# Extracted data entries
----------
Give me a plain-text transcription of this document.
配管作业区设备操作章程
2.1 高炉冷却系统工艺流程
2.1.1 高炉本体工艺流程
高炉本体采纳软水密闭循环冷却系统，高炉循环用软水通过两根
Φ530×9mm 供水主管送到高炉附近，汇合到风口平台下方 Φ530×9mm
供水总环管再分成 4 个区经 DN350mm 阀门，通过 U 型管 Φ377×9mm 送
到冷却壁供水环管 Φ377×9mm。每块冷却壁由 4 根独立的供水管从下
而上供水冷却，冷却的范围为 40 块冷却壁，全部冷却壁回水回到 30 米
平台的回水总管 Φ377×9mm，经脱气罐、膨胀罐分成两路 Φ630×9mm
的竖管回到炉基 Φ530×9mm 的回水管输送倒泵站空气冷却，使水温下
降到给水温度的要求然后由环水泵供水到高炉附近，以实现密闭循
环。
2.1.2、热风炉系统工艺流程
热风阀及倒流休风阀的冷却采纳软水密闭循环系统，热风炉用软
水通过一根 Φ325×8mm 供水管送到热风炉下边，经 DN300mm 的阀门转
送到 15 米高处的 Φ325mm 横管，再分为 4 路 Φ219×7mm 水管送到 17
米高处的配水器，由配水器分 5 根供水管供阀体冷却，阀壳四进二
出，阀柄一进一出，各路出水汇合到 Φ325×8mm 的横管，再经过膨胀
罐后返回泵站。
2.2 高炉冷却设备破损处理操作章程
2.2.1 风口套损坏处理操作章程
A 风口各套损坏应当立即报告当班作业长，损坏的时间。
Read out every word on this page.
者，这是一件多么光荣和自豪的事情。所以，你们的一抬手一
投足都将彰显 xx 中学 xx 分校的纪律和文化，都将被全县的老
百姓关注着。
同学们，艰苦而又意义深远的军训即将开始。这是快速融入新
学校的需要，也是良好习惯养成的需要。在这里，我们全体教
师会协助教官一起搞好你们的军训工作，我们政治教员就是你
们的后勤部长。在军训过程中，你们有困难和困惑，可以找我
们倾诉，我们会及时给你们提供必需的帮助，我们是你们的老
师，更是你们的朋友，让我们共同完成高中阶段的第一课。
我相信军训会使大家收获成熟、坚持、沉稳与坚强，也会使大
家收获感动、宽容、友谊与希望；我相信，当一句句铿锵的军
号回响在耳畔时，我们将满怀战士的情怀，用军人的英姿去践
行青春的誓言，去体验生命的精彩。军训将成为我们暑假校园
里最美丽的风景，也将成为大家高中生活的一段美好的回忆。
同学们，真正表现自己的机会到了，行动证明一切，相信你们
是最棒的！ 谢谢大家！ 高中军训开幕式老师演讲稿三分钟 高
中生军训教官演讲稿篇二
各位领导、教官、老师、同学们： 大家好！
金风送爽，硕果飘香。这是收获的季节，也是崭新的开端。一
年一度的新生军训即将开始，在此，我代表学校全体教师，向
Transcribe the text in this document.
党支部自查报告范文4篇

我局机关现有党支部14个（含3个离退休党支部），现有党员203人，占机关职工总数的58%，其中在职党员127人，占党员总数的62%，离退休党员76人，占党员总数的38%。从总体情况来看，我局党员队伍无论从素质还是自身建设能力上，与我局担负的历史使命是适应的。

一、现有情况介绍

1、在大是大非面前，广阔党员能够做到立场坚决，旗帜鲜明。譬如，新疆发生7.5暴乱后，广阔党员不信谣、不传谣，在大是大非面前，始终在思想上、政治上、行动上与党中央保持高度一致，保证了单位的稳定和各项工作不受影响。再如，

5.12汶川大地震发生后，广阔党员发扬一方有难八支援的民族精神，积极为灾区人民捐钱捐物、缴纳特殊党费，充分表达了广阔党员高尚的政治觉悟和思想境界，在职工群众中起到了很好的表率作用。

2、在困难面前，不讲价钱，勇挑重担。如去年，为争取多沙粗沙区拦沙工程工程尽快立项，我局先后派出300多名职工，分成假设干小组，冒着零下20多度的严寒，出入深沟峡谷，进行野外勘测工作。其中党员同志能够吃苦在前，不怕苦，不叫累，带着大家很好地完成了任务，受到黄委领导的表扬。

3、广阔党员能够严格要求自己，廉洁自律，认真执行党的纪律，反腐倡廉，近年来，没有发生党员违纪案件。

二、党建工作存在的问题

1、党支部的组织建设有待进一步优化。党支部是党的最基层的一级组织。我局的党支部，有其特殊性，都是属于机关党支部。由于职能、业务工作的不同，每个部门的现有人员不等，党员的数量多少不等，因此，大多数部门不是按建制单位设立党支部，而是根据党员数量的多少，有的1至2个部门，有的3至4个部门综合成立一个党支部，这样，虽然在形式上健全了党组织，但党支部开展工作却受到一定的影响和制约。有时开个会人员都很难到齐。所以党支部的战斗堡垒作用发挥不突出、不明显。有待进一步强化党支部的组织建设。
----------
# Work to complete
Locate the string "this" in the listing above and copy every line where it occurs.

# In response
Give me a plain-text transcription of this document.
Read out every word on this page.
Transcribe the text in this document.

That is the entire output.